> **TASK INSTRUCTIONS**:
Please convert every line of the rows below into a JSON list of strings, one string per line, leaving out blank lines.
__________
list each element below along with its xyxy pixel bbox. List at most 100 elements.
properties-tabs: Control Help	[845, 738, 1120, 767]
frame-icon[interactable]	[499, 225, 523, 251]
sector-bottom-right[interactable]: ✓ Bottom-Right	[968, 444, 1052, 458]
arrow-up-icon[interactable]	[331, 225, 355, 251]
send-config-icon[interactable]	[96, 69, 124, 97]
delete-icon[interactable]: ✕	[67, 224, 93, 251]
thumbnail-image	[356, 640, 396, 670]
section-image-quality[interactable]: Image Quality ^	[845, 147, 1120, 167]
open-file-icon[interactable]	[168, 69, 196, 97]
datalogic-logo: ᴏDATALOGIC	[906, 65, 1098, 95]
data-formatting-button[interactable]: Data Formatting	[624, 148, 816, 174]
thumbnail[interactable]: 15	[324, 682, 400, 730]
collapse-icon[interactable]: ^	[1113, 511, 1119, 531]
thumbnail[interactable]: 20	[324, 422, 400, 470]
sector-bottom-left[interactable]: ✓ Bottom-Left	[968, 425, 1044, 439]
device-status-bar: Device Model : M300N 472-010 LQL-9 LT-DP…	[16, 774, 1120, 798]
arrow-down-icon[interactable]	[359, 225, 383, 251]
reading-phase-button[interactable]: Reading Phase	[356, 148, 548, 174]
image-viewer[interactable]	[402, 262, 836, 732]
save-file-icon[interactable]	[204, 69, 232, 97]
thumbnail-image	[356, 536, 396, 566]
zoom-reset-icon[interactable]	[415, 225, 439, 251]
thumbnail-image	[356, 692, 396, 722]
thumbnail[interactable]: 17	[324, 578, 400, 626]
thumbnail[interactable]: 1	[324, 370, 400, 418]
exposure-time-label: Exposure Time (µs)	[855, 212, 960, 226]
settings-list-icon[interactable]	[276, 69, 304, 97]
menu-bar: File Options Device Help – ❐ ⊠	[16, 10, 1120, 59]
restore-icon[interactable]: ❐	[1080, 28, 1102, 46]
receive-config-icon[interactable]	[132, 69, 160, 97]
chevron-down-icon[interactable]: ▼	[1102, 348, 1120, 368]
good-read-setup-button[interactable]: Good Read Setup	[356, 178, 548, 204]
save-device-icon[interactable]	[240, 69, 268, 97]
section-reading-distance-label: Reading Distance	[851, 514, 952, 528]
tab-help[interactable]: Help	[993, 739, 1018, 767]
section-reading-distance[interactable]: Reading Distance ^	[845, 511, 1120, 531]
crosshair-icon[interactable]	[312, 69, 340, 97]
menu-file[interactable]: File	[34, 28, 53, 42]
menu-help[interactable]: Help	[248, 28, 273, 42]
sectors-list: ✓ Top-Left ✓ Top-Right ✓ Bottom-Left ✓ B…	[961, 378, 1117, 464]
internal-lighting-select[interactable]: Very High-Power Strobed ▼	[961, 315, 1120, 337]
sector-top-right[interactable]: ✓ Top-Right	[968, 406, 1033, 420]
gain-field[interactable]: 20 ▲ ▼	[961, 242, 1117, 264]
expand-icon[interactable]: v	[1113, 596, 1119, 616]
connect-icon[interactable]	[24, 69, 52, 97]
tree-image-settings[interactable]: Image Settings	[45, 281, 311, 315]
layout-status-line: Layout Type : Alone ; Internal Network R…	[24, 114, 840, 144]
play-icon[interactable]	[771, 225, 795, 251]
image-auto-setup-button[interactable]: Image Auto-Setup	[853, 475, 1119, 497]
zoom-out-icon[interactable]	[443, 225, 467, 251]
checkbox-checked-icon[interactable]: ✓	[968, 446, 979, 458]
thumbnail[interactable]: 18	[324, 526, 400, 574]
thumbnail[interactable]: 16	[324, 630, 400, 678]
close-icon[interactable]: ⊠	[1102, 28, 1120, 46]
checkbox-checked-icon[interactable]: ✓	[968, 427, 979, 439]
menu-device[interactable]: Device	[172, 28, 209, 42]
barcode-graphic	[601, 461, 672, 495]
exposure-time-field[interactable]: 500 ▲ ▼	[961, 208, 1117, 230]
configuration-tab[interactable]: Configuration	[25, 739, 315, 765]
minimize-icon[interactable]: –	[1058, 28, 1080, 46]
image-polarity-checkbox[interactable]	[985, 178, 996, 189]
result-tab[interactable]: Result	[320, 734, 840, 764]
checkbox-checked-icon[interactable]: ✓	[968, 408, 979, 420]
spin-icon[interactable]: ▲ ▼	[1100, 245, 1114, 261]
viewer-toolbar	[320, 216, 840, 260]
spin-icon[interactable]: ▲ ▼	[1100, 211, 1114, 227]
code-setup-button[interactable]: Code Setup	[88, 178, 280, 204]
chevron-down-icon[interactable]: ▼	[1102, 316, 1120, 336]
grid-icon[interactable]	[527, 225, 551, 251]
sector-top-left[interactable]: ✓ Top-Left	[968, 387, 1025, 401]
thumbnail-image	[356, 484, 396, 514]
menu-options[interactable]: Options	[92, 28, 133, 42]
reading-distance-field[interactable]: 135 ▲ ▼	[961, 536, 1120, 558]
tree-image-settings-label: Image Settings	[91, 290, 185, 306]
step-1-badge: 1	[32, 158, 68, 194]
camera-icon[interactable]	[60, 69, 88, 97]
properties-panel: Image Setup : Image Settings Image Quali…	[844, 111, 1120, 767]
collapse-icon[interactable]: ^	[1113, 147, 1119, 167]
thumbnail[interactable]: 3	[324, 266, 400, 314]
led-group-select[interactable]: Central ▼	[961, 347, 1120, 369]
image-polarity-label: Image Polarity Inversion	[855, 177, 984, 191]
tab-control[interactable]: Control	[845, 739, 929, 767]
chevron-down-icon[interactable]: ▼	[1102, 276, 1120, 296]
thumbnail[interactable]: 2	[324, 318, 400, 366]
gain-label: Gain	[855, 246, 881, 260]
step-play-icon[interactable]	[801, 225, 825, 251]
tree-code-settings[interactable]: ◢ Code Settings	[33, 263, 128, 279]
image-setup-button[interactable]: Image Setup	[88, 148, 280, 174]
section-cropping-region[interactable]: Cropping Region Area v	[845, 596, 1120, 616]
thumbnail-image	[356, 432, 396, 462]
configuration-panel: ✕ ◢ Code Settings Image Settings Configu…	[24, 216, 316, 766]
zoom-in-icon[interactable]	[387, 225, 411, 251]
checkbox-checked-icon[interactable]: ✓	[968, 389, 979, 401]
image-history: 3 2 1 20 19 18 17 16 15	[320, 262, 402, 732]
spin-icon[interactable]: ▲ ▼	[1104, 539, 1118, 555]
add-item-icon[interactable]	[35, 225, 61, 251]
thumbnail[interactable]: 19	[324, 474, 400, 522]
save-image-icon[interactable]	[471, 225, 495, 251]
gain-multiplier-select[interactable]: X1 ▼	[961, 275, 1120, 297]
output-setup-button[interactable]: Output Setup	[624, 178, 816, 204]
__________
> **WORKED ANSWER**:
[
  "list each element below along with its xyxy pixel bbox. List at most 100 elements.",
  "properties-tabs: Control Help\t[845, 738, 1120, 767]",
  "frame-icon[interactable]\t[499, 225, 523, 251]",
  "sector-bottom-right[interactable]: ✓ Bottom-Right\t[968, 444, 1052, 458]",
  "arrow-up-icon[interactable]\t[331, 225, 355, 251]",
  "send-config-icon[interactable]\t[96, 69, 124, 97]",
  "delete-icon[interactable]: ✕\t[67, 224, 93, 251]",
  "thumbnail-image\t[356, 640, 396, 670]",
  "section-image-quality[interactable]: Image Quality ^\t[845, 147, 1120, 167]",
  "open-file-icon[interactable]\t[168, 69, 196, 97]",
  "datalogic-logo: ᴏDATALOGIC\t[906, 65, 1098, 95]",
  "data-formatting-button[interactable]: Data Formatting\t[624, 148, 816, 174]",
  "thumbnail[interactable]: 15\t[324, 682, 400, 730]",
  "collapse-icon[interactable]: ^\t[1113, 511, 1119, 531]",
  "thumbnail[interactable]: 20\t[324, 422, 400, 470]",
  "sector-bottom-left[interactable]: ✓ Bottom-Left\t[968, 425, 1044, 439]",
  "device-status-bar: Device Model : M300N 472-010 LQL-9 LT-DP…\t[16, 774, 1120, 798]",
  "arrow-down-icon[interactable]\t[359, 225, 383, 251]",
  "reading-phase-button[interactable]: Reading Phase\t[356, 148, 548, 174]",
  "image-viewer[interactable]\t[402, 262, 836, 732]",
  "save-file-icon[interactable]\t[204, 69, 232, 97]",
  "thumbnail-image\t[356, 536, 396, 566]",
  "zoom-reset-icon[interactable]\t[415, 225, 439, 251]",
  "thumbnail-image\t[356, 692, 396, 722]",
  "thumbnail[interactable]: 17\t[324, 578, 400, 626]",
  "thumbnail[interactable]: 1\t[324, 370, 400, 418]",
  "exposure-time-label: Exposure Time (µs)\t[855, 212, 960, 226]",
  "settings-list-icon[interactable]\t[276, 69, 304, 97]",
  "menu-bar: File Options Device Help – ❐ ⊠\t[16, 10, 1120, 59]",
  "restore-icon[interactable]: ❐\t[1080, 28, 1102, 46]",
  "receive-config-icon[interactable]\t[132, 69, 160, 97]",
  "chevron-down-icon[interactable]: ▼\t[1102, 348, 1120, 368]",
  "good-read-setup-button[interactable]: Good Read Setup\t[356, 178, 548, 204]",
  "save-device-icon[interactable]\t[240, 69, 268, 97]",
  "section-reading-distance-label: Reading Distance\t[851, 514, 952, 528]",
  "tab-help[interactable]: Help\t[993, 739, 1018, 767]",
  "section-reading-distance[interactable]: Reading Distance ^\t[845, 511, 1120, 531]",
  "crosshair-icon[interactable]\t[312, 69, 340, 97]",
  "menu-file[interactable]: File\t[34, 28, 53, 42]",
  "menu-help[interactable]: Help\t[248, 28, 273, 42]",
  "sectors-list: ✓ Top-Left ✓ Top-Right ✓ Bottom-Left ✓ B…\t[961, 378, 1117, 464]",
  "internal-lighting-select[interactable]: Very High-Power Strobed ▼\t[961, 315, 1120, 337]",
  "sector-top-right[interactable]: ✓ Top-Right\t[968, 406, 1033, 420]",
  "gain-field[interactable]: 20 ▲ ▼\t[961, 242, 1117, 264]",
  "expand-icon[interactable]: v\t[1113, 596, 1119, 616]",
  "connect-icon[interactable]\t[24, 69, 52, 97]",
  "tree-image-settings[interactable]: Image Settings\t[45, 281, 311, 315]",
  "layout-status-line: Layout Type : Alone ; Internal Network R…\t[24, 114, 840, 144]",
  "play-icon[interactable]\t[771, 225, 795, 251]",
  "image-auto-setup-button[interactable]: Image Auto-Setup\t[853, 475, 1119, 497]",
  "zoom-out-icon[interactable]\t[443, 225, 467, 251]",
  "checkbox-checked-icon[interactable]: ✓\t[968, 446, 979, 458]",
  "thumbnail[interactable]: 18\t[324, 526, 400, 574]",
  "thumbnail[interactable]: 16\t[324, 630, 400, 678]",
  "close-icon[interactable]: ⊠\t[1102, 28, 1120, 46]",
  "checkbox-checked-icon[interactable]: ✓\t[968, 427, 979, 439]",
  "menu-device[interactable]: Device\t[172, 28, 209, 42]",
  "barcode-graphic\t[601, 461, 672, 495]",
  "exposure-time-field[interactable]: 500 ▲ ▼\t[961, 208, 1117, 230]",
  "configuration-tab[interactable]: Configuration\t[25, 739, 315, 765]",
  "minimize-icon[interactable]: –\t[1058, 28, 1080, 46]",
  "image-polarity-checkbox[interactable]\t[985, 178, 996, 189]",
  "result-tab[interactable]: Result\t[320, 734, 840, 764]",
  "checkbox-checked-icon[interactable]: ✓\t[968, 408, 979, 420]",
  "spin-icon[interactable]: ▲ ▼\t[1100, 245, 1114, 261]",
  "viewer-toolbar\t[320, 216, 840, 260]",
  "spin-icon[interactable]: ▲ ▼\t[1100, 211, 1114, 227]",
  "code-setup-button[interactable]: Code Setup\t[88, 178, 280, 204]",
  "chevron-down-icon[interactable]: ▼\t[1102, 316, 1120, 336]",
  "grid-icon[interactable]\t[527, 225, 551, 251]",
  "sector-top-left[interactable]: ✓ Top-Left\t[968, 387, 1025, 401]",
  "thumbnail-image\t[356, 484, 396, 514]",
  "menu-options[interactable]: Options\t[92, 28, 133, 42]",
  "reading-distance-field[interactable]: 135 ▲ ▼\t[961, 536, 1120, 558]",
  "tree-image-settings-label: Image Settings\t[91, 290, 185, 306]",
  "step-1-badge: 1\t[32, 158, 68, 194]",
  "camera-icon[interactable]\t[60, 69, 88, 97]",
  "properties-panel: Image Setup : Image Settings Image Quali…\t[844, 111, 1120, 767]",
  "collapse-icon[interactable]: ^\t[1113, 147, 1119, 167]",
  "thumbnail[interactable]: 3\t[324, 266, 400, 314]",
  "led-group-select[interactable]: Central ▼\t[961, 347, 1120, 369]",
  "image-polarity-label: Image Polarity Inversion\t[855, 177, 984, 191]",
  "tab-control[interactable]: Control\t[845, 739, 929, 767]",
  "chevron-down-icon[interactable]: ▼\t[1102, 276, 1120, 296]",
  "thumbnail[interactable]: 2\t[324, 318, 400, 366]",
  "gain-label: Gain\t[855, 246, 881, 260]",
  "step-play-icon[interactable]\t[801, 225, 825, 251]",
  "tree-code-settings[interactable]: ◢ Code Settings\t[33, 263, 128, 279]",
  "image-setup-button[interactable]: Image Setup\t[88, 148, 280, 174]",
  "section-cropping-region[interactable]: Cropping Region Area v\t[845, 596, 1120, 616]",
  "thumbnail-image\t[356, 432, 396, 462]",
  "configuration-panel: ✕ ◢ Code Settings Image Settings Configu…\t[24, 216, 316, 766]",
  "zoom-in-icon[interactable]\t[387, 225, 411, 251]",
  "checkbox-checked-icon[interactable]: ✓\t[968, 389, 979, 401]",
  "image-history: 3 2 1 20 19 18 17 16 15\t[320, 262, 402, 732]",
  "spin-icon[interactable]: ▲ ▼\t[1104, 539, 1118, 555]",
  "add-item-icon[interactable]\t[35, 225, 61, 251]",
  "thumbnail[interactable]: 19\t[324, 474, 400, 522]",
  "save-image-icon[interactable]\t[471, 225, 495, 251]",
  "gain-multiplier-select[interactable]: X1 ▼\t[961, 275, 1120, 297]",
  "output-setup-button[interactable]: Output Setup\t[624, 178, 816, 204]"
]